### Input for this task
============

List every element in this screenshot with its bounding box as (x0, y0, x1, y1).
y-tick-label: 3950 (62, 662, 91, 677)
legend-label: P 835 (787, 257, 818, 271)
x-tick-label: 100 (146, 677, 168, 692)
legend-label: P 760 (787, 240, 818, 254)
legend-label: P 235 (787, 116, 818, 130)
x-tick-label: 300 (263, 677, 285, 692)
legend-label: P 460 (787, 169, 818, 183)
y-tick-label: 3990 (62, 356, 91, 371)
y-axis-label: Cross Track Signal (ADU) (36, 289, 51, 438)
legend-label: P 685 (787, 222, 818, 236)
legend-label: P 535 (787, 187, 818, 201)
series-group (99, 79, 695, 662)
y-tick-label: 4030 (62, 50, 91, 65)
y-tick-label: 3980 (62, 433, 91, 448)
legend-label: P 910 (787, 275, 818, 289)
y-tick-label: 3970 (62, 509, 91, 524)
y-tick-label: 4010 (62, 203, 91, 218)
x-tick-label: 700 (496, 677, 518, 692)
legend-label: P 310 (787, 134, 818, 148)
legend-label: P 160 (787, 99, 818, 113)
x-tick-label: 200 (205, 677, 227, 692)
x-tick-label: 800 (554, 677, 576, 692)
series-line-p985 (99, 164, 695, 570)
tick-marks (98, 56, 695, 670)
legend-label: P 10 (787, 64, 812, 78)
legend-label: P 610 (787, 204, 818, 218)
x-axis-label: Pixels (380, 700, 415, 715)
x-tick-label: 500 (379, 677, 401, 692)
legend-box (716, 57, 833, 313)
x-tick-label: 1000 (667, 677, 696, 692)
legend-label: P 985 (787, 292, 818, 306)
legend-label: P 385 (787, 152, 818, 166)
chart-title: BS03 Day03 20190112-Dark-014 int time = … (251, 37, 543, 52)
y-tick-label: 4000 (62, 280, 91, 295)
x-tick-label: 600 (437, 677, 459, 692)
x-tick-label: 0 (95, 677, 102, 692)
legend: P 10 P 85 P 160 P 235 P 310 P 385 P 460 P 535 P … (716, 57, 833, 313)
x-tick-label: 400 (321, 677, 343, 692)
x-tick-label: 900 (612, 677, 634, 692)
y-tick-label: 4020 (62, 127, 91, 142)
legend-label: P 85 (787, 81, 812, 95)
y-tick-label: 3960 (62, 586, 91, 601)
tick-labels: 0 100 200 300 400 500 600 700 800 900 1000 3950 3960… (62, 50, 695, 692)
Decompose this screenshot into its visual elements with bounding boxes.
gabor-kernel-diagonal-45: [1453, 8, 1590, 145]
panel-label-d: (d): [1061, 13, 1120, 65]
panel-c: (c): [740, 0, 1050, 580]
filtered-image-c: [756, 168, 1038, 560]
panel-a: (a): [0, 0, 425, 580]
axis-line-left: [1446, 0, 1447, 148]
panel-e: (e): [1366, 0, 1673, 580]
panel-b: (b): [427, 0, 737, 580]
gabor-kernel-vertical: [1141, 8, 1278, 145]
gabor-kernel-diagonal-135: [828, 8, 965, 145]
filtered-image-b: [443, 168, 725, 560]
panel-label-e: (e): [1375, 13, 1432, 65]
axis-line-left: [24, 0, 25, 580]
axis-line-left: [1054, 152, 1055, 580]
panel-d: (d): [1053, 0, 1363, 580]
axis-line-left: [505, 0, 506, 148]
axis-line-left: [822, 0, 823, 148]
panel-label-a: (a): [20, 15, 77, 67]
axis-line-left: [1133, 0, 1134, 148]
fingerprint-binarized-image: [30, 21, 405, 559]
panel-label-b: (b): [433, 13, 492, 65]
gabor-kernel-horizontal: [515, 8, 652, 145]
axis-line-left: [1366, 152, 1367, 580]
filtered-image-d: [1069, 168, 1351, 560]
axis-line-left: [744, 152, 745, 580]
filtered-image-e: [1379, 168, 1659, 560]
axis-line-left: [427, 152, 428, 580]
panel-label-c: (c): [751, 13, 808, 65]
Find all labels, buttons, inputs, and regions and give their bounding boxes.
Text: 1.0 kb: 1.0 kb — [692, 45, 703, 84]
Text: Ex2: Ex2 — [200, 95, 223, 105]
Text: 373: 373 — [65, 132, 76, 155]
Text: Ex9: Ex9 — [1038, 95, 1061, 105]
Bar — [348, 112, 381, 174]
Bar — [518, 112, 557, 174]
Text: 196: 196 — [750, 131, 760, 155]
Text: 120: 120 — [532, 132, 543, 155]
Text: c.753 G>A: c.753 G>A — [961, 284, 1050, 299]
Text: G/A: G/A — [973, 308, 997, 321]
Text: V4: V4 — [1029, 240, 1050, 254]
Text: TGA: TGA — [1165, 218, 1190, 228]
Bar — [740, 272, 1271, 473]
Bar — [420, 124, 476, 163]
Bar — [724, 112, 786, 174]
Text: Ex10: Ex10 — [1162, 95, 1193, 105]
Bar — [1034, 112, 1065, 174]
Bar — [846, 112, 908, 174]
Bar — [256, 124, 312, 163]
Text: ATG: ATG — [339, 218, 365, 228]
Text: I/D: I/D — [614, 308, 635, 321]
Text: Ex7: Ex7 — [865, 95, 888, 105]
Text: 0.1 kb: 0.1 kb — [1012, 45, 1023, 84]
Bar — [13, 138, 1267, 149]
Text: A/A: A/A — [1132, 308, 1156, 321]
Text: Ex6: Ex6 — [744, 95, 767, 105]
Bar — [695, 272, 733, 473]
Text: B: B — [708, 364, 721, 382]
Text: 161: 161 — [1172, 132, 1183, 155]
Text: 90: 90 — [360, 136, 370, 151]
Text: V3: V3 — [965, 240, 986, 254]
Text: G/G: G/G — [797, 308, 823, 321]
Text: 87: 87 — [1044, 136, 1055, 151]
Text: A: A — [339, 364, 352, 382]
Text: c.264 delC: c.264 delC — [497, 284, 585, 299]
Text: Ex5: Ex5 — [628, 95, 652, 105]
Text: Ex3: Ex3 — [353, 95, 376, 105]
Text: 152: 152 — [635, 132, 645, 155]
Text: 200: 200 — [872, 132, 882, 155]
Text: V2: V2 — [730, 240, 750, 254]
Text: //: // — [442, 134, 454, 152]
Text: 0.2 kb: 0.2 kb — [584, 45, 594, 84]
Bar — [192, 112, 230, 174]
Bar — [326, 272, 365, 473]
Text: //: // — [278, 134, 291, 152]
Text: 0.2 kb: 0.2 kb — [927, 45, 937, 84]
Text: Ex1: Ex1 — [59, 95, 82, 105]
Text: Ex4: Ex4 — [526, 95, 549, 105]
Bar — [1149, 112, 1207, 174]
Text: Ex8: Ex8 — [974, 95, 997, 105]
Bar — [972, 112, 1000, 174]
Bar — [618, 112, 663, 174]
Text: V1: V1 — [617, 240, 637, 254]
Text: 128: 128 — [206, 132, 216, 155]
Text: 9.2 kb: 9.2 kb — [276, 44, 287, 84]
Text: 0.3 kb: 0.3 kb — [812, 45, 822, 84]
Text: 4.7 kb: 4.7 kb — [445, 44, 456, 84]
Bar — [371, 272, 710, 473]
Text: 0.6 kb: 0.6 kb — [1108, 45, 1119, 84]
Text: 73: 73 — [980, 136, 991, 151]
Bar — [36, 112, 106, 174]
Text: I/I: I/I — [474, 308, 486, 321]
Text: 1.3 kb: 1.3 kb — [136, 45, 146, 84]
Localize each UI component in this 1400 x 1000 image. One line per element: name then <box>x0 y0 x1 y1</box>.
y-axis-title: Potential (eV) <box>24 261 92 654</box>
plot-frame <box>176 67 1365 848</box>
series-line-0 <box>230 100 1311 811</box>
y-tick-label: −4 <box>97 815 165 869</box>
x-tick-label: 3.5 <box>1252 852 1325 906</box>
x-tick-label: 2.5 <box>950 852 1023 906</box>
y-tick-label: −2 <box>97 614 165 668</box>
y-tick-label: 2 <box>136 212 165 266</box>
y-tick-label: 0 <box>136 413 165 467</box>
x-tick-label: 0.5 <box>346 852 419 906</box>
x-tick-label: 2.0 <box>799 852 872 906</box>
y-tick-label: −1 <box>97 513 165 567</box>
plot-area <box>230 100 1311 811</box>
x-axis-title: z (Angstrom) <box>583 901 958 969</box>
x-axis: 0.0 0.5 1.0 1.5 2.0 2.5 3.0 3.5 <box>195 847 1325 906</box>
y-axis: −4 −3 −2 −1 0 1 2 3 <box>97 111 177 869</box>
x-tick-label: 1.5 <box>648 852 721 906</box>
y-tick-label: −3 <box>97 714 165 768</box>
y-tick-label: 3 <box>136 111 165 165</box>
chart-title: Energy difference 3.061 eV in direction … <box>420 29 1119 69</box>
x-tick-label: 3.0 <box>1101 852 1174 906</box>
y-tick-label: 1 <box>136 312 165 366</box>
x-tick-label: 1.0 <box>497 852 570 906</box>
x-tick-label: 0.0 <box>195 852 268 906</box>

============

### The request
Write out the items word for word, starting at the very first line and ending at the line that contains "legend-label: P 460 (787, 169, 818, 183)", with both ends included.

### Full output
List every element in this screenshot with its bounding box as (x0, y0, x1, y1).
y-tick-label: 3950 (62, 662, 91, 677)
legend-label: P 835 (787, 257, 818, 271)
x-tick-label: 100 (146, 677, 168, 692)
legend-label: P 760 (787, 240, 818, 254)
legend-label: P 235 (787, 116, 818, 130)
x-tick-label: 300 (263, 677, 285, 692)
legend-label: P 460 (787, 169, 818, 183)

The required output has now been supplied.